● **WHAT YOU HAVE TO DO**: Exactly as they appear, output all of the entries.
*** WORKING DATA ***
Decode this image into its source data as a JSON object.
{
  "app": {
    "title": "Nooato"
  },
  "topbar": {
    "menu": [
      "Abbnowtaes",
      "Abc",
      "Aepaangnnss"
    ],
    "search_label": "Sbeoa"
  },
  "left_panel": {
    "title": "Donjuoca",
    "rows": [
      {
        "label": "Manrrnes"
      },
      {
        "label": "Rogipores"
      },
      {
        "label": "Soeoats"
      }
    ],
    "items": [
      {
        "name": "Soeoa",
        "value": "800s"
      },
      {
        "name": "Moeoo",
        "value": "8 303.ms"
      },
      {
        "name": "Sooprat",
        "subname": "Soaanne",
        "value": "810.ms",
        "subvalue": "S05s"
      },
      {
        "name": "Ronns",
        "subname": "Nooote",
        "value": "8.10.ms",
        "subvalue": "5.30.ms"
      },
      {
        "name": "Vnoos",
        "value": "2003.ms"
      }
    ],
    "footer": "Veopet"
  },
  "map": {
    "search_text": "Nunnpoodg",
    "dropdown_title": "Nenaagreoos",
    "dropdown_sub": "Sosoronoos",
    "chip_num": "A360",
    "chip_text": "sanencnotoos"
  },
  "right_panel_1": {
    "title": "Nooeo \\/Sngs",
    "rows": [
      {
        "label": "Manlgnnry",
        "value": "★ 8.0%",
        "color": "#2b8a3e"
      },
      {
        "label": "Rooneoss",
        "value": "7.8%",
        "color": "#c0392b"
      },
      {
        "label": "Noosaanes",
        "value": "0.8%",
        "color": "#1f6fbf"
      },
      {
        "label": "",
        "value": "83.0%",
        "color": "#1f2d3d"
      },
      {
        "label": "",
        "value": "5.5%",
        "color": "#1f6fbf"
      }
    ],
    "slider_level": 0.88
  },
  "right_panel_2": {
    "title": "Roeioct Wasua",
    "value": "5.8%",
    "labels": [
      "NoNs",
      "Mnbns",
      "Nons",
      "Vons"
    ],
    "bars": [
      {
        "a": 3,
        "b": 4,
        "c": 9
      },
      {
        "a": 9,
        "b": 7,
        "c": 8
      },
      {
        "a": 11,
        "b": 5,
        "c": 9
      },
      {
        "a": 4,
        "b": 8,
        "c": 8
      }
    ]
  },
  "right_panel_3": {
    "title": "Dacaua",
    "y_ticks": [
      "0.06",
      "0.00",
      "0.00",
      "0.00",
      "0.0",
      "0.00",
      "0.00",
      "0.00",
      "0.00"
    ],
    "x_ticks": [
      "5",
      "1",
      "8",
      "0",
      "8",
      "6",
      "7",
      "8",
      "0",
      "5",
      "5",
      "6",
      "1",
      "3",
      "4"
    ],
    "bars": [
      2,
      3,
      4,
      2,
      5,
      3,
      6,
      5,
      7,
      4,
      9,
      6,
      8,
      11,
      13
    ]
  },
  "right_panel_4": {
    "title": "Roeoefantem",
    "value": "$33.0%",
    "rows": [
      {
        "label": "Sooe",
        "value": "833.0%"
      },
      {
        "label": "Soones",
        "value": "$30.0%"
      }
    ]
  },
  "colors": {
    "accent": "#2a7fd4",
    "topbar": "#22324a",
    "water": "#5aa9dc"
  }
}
***
● **EXERCISE ANSWER**:
Decode this image into its source data as a JSON object.
{
  "app": {
    "title": "Nooato"
  },
  "topbar": {
    "menu": [
      "Abbnowtaes",
      "Abc",
      "Aepaangnnss"
    ],
    "search_label": "Sbeoa"
  },
  "left_panel": {
    "title": "Donjuoca",
    "rows": [
      {
        "label": "Manrrnes"
      },
      {
        "label": "Rogipores"
      },
      {
        "label": "Soeoats"
      }
    ],
    "items": [
      {
        "name": "Soeoa",
        "value": "800s"
      },
      {
        "name": "Moeoo",
        "value": "8 303.ms"
      },
      {
        "name": "Sooprat",
        "subname": "Soaanne",
        "value": "810.ms",
        "subvalue": "S05s"
      },
      {
        "name": "Ronns",
        "subname": "Nooote",
        "value": "8.10.ms",
        "subvalue": "5.30.ms"
      },
      {
        "name": "Vnoos",
        "value": "2003.ms"
      }
    ],
    "footer": "Veopet"
  },
  "map": {
    "search_text": "Nunnpoodg",
    "dropdown_title": "Nenaagreoos",
    "dropdown_sub": "Sosoronoos",
    "chip_num": "A360",
    "chip_text": "sanencnotoos"
  },
  "right_panel_1": {
    "title": "Nooeo \\/Sngs",
    "rows": [
      {
        "label": "Manlgnnry",
        "value": "★ 8.0%",
        "color": "#2b8a3e"
      },
      {
        "label": "Rooneoss",
        "value": "7.8%",
        "color": "#c0392b"
      },
      {
        "label": "Noosaanes",
        "value": "0.8%",
        "color": "#1f6fbf"
      },
      {
        "label": "",
        "value": "83.0%",
        "color": "#1f2d3d"
      },
      {
        "label": "",
        "value": "5.5%",
        "color": "#1f6fbf"
      }
    ],
    "slider_level": 0.88
  },
  "right_panel_2": {
    "title": "Roeioct Wasua",
    "value": "5.8%",
    "labels": [
      "NoNs",
      "Mnbns",
      "Nons",
      "Vons"
    ],
    "bars": [
      {
        "a": 3,
        "b": 4,
        "c": 9
      },
      {
        "a": 9,
        "b": 7,
        "c": 8
      },
      {
        "a": 11,
        "b": 5,
        "c": 9
      },
      {
        "a": 4,
        "b": 8,
        "c": 8
      }
    ]
  },
  "right_panel_3": {
    "title": "Dacaua",
    "y_ticks": [
      "0.06",
      "0.00",
      "0.00",
      "0.00",
      "0.0",
      "0.00",
      "0.00",
      "0.00",
      "0.00"
    ],
    "x_ticks": [
      "5",
      "1",
      "8",
      "0",
      "8",
      "6",
      "7",
      "8",
      "0",
      "5",
      "5",
      "6",
      "1",
      "3",
      "4"
    ],
    "bars": [
      2,
      3,
      4,
      2,
      5,
      3,
      6,
      5,
      7,
      4,
      9,
      6,
      8,
      11,
      13
    ]
  },
  "right_panel_4": {
    "title": "Roeoefantem",
    "value": "$33.0%",
    "rows": [
      {
        "label": "Sooe",
        "value": "833.0%"
      },
      {
        "label": "Soones",
        "value": "$30.0%"
      }
    ]
  },
  "colors": {
    "accent": "#2a7fd4",
    "topbar": "#22324a",
    "water": "#5aa9dc"
  }
}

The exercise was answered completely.